[AIM]: Look through the records that follow. Copy every line containing the word "JSON".

[DATA RECORDS]:
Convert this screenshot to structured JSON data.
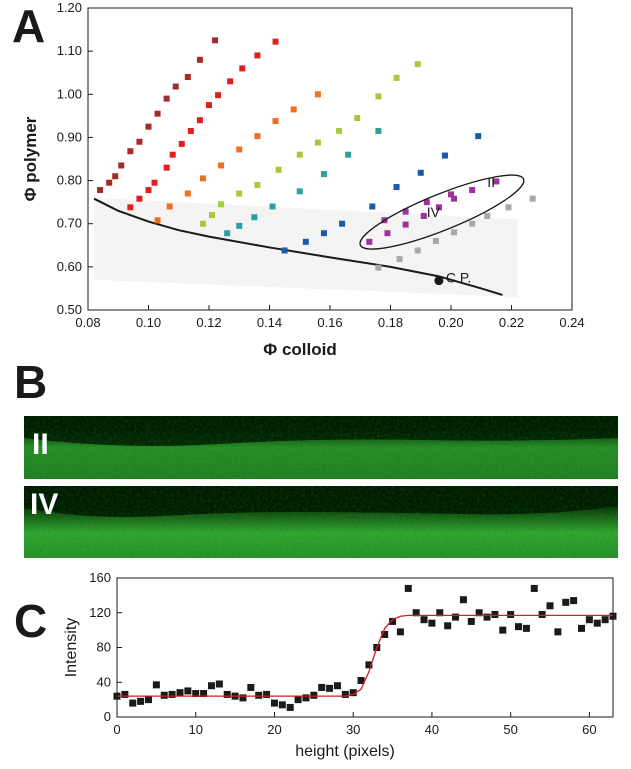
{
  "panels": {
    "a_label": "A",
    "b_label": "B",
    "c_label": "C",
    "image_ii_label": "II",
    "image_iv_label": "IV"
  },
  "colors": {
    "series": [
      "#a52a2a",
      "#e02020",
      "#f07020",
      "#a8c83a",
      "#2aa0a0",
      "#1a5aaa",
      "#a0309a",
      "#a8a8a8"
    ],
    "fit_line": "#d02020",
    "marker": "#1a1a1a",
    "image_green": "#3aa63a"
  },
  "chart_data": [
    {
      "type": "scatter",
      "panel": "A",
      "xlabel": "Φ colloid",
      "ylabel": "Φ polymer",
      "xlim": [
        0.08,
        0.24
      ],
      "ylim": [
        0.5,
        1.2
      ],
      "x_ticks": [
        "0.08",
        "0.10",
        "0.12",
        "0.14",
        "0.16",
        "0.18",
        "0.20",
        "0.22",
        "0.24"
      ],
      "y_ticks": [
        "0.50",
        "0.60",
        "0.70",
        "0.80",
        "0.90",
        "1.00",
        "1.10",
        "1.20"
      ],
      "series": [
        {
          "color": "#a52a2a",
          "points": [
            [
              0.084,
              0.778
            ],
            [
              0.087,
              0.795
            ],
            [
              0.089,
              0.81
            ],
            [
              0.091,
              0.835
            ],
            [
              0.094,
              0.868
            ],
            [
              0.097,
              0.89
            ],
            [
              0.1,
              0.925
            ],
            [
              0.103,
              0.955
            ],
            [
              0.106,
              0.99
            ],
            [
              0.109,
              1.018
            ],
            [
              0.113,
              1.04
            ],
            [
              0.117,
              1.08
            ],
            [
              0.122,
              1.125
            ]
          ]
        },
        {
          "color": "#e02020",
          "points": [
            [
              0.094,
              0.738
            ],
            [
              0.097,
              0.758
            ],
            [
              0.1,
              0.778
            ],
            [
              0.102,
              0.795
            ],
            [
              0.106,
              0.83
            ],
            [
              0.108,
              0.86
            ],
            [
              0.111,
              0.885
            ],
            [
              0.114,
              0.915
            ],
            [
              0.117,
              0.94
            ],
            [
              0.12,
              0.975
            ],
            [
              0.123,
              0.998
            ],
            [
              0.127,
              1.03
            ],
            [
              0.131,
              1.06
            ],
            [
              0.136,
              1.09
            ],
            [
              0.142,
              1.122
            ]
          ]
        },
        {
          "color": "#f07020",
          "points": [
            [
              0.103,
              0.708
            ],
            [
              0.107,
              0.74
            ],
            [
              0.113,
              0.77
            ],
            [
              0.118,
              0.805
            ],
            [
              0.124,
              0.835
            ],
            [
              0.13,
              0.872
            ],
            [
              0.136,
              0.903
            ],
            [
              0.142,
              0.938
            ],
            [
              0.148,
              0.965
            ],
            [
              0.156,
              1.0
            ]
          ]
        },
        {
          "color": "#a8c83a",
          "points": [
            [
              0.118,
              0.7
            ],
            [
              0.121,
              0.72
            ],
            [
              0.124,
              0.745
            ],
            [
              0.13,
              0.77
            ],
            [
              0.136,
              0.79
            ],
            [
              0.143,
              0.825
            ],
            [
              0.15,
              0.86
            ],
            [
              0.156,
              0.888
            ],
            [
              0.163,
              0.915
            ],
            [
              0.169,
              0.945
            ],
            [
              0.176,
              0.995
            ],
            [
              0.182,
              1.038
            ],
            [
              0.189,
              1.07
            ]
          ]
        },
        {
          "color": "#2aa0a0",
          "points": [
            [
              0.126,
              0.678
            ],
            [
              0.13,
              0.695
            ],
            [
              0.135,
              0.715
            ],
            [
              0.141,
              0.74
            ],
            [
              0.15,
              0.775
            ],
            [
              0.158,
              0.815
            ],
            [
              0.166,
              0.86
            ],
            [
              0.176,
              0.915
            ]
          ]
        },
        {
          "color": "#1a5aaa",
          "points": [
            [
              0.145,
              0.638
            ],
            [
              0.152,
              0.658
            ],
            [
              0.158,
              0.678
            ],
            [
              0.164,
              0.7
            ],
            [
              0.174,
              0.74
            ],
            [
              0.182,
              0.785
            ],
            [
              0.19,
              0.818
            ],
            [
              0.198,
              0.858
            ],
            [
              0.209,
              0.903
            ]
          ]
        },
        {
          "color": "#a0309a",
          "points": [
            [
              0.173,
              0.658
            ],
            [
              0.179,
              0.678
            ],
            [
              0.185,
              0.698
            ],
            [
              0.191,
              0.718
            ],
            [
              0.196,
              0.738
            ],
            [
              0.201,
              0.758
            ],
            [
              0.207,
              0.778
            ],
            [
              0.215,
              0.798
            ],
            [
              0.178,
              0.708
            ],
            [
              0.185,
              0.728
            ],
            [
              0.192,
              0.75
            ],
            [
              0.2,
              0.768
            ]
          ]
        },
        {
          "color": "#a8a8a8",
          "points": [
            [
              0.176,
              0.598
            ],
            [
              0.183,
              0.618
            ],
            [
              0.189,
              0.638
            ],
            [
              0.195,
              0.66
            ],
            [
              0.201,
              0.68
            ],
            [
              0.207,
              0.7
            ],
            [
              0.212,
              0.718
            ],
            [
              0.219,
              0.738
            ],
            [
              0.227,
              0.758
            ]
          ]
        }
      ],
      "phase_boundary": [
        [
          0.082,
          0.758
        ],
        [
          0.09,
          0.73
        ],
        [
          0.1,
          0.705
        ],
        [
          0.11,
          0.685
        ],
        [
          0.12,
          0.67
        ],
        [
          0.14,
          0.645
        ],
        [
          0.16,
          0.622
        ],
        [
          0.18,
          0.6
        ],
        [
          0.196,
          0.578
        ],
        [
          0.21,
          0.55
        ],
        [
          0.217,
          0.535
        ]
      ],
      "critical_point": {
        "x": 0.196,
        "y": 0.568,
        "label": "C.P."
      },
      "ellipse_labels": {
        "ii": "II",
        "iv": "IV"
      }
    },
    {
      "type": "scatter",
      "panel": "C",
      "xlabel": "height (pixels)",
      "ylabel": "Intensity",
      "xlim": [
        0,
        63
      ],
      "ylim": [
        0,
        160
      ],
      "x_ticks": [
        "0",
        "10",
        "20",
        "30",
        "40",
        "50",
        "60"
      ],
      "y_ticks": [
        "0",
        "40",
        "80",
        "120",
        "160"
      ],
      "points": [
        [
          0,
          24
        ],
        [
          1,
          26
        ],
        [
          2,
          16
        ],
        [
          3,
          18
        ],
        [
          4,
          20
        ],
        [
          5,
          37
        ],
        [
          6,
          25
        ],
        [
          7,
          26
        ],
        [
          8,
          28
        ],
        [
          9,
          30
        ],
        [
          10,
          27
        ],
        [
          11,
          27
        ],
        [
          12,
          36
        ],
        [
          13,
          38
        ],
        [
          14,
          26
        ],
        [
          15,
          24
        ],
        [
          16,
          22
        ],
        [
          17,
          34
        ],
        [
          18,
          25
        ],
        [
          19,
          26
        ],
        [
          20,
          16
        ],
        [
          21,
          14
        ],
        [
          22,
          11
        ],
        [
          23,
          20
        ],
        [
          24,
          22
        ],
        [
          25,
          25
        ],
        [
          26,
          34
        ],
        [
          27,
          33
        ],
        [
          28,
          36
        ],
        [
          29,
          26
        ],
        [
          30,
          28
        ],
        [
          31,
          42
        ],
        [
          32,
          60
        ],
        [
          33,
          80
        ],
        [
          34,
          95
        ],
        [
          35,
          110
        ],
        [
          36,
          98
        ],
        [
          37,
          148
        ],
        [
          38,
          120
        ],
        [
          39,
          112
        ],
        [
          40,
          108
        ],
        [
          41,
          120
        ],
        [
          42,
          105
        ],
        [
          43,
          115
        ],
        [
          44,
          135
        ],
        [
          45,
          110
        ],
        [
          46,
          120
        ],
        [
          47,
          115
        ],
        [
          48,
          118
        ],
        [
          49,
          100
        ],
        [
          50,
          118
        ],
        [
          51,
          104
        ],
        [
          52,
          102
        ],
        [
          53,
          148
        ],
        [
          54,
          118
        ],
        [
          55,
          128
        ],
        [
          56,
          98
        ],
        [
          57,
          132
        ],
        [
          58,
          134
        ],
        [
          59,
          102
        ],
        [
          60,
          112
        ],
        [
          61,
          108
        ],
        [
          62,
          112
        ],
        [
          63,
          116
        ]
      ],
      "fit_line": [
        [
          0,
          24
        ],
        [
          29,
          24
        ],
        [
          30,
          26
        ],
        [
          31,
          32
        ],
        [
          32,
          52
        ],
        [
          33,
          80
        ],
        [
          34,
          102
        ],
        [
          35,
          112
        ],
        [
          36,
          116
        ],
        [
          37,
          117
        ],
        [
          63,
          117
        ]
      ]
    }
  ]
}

...

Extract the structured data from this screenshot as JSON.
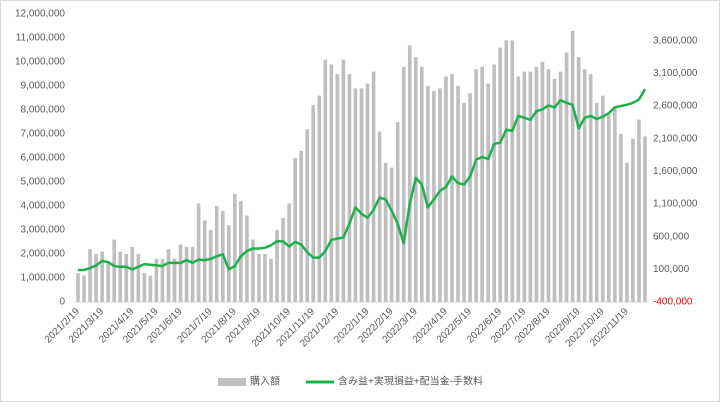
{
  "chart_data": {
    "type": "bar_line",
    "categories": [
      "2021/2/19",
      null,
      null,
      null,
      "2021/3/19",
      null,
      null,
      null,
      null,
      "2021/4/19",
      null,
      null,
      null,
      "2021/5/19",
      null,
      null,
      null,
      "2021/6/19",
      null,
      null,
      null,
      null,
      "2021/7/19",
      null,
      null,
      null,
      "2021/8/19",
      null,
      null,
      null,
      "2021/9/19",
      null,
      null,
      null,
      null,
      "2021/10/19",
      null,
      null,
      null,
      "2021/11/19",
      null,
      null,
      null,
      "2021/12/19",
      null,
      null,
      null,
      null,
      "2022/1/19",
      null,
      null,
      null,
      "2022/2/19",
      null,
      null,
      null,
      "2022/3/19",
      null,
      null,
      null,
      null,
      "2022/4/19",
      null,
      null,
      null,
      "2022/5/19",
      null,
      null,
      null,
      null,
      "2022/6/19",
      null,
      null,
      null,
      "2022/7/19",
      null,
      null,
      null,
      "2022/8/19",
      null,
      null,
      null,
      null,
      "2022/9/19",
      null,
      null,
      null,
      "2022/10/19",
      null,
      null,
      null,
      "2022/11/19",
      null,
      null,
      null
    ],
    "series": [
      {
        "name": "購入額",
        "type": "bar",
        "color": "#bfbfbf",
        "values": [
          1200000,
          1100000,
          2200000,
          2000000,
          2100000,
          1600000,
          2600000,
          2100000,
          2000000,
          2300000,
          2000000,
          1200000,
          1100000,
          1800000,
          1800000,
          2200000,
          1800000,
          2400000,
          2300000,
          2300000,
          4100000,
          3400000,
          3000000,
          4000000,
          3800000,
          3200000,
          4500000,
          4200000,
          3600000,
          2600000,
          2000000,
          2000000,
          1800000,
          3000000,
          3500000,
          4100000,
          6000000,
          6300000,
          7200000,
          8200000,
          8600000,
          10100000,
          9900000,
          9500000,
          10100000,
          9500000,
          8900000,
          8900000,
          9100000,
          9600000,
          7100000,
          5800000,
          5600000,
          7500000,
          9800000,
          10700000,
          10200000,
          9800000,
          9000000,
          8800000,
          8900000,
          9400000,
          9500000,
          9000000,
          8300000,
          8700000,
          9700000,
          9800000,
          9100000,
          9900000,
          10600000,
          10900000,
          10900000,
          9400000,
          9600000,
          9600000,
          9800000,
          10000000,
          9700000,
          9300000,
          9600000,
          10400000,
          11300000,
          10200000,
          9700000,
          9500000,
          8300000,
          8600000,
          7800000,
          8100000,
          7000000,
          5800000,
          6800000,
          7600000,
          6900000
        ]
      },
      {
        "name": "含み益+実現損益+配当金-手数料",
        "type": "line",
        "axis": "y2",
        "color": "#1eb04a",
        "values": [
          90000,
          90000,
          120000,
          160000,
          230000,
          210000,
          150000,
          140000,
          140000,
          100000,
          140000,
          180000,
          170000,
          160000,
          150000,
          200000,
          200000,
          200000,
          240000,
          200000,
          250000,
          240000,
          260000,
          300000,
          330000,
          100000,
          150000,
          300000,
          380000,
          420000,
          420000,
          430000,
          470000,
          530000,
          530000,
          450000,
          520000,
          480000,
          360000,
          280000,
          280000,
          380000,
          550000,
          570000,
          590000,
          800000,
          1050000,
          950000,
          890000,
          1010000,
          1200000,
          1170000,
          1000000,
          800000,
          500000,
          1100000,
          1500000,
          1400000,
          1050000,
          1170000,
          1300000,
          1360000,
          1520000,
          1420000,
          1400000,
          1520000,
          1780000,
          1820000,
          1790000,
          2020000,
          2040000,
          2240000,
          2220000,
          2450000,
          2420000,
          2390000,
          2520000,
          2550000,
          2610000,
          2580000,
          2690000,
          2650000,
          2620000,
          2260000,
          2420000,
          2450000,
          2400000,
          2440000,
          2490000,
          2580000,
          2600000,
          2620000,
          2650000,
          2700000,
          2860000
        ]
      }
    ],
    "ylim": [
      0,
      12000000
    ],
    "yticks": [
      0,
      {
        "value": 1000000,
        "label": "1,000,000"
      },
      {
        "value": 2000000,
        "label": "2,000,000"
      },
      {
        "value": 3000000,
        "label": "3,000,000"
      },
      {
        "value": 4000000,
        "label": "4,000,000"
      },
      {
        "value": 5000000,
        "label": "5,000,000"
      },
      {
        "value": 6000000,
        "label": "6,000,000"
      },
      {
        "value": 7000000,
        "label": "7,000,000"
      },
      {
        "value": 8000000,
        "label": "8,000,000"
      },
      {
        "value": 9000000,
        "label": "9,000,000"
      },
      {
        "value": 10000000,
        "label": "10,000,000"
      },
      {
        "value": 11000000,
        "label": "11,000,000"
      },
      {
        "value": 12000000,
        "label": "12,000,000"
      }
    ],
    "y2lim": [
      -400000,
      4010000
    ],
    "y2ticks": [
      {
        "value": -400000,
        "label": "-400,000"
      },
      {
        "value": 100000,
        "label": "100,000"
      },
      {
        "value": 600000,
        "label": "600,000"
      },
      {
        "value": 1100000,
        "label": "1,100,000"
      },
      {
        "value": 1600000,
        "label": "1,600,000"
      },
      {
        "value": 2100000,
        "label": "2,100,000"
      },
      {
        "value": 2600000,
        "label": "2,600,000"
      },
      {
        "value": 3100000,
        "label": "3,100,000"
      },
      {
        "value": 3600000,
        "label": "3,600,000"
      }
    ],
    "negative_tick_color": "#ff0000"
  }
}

* * *

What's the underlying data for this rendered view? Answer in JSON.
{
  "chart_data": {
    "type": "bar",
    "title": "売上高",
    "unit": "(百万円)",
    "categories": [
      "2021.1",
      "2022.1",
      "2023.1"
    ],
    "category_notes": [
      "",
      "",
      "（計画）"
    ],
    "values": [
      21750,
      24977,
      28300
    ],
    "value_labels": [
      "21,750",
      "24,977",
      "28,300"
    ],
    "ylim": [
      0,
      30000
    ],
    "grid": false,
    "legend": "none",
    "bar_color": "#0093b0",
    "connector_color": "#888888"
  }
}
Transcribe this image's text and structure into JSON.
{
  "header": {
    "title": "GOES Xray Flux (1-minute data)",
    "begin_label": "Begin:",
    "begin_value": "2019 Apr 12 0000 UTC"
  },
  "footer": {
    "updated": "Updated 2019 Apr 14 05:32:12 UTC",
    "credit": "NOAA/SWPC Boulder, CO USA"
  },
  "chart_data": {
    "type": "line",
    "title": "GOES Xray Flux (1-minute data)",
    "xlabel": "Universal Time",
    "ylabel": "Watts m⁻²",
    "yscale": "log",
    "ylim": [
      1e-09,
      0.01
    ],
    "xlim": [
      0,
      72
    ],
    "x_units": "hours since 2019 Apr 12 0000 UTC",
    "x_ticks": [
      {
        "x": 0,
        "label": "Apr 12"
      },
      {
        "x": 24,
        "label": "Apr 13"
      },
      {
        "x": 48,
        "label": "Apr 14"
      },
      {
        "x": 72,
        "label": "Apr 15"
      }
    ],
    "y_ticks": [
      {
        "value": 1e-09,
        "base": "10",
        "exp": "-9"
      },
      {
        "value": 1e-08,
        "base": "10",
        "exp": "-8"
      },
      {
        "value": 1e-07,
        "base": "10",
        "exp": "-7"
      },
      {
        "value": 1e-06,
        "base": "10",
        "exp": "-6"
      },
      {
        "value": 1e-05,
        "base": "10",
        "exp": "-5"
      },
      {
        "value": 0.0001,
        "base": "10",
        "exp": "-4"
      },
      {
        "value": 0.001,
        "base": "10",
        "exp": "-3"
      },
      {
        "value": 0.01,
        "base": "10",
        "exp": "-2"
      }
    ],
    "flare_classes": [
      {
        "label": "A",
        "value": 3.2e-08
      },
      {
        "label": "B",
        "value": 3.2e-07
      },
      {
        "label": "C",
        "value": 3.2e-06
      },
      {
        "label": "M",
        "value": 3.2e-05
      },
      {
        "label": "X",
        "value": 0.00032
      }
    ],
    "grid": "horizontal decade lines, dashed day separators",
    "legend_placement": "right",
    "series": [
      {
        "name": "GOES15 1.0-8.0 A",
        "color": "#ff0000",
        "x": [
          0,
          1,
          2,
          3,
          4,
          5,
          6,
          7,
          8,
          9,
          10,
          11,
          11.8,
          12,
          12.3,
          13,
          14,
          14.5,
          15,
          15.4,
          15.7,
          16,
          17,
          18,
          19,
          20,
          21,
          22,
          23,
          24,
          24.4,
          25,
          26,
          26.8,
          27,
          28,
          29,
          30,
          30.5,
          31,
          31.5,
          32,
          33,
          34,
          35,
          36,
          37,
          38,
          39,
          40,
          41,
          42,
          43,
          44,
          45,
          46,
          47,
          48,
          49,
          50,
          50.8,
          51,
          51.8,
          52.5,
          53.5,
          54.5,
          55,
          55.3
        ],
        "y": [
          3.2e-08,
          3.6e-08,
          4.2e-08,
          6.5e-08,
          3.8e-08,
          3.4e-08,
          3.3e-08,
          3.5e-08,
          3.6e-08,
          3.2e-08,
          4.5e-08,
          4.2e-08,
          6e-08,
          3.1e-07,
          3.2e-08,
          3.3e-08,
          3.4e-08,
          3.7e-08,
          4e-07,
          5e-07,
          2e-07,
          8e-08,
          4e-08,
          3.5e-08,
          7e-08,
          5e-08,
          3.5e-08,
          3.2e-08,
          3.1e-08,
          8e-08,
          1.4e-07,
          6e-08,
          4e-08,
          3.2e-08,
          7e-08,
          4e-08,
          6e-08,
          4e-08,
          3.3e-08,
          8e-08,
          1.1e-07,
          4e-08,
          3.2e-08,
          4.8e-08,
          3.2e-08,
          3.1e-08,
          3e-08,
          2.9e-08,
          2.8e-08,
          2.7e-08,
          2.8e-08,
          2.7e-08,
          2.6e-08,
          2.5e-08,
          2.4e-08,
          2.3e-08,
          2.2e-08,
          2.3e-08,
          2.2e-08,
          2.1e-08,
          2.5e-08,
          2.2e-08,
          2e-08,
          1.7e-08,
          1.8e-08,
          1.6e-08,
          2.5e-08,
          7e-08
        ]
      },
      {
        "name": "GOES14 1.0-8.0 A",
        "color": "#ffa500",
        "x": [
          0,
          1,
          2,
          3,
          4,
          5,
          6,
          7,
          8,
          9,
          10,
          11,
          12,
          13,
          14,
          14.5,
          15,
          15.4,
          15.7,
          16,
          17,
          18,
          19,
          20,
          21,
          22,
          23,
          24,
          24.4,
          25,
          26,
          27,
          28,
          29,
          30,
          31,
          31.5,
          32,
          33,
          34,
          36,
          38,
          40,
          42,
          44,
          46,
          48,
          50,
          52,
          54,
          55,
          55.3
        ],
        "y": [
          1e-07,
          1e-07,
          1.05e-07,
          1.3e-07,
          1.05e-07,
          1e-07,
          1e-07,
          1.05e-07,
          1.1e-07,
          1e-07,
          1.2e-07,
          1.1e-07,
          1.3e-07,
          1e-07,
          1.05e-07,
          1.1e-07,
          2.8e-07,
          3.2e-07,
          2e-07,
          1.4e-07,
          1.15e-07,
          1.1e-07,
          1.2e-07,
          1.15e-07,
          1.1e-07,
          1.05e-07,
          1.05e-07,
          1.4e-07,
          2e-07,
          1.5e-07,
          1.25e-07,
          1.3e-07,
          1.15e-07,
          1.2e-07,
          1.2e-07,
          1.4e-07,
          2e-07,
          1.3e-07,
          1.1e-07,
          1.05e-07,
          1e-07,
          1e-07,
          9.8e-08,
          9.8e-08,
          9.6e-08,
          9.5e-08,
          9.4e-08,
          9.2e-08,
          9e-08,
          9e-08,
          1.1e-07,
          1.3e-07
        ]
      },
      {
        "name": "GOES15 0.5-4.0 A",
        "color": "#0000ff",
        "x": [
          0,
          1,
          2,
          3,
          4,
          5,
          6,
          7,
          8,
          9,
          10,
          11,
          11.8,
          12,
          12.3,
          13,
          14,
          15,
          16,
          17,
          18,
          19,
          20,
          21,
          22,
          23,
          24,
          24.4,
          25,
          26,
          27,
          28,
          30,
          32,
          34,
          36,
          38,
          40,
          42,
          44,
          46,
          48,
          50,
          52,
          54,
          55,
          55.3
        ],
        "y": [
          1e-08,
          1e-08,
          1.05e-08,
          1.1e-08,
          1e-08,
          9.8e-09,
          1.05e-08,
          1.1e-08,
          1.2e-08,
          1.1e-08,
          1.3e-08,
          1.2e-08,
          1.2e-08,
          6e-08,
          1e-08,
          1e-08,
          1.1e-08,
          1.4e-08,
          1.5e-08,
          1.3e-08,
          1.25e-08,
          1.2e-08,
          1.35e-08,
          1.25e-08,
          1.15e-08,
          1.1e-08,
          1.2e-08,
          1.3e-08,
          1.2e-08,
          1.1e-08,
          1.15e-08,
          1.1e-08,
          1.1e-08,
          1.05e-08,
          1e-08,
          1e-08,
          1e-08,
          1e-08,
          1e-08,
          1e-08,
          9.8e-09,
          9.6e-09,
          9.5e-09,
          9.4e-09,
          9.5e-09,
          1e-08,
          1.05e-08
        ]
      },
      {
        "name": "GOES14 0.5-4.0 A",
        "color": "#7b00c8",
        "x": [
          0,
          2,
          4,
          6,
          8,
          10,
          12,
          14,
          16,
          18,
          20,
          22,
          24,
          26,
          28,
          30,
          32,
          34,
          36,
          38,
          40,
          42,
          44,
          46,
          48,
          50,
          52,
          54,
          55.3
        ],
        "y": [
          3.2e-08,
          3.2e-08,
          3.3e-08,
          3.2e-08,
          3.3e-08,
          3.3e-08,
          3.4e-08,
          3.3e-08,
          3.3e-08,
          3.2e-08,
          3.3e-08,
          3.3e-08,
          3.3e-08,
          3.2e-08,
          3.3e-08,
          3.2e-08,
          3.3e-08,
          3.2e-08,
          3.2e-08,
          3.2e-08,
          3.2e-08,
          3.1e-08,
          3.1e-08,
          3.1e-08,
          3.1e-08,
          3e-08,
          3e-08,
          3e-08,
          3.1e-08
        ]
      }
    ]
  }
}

[RESULT OF THE TASK]:
Convert this screenshot to structured JSON data.
Extract the structured data from this screenshot as JSON.
What's the underlying data for this rendered view? Answer in JSON.
Transcribe this image's text and structure into JSON.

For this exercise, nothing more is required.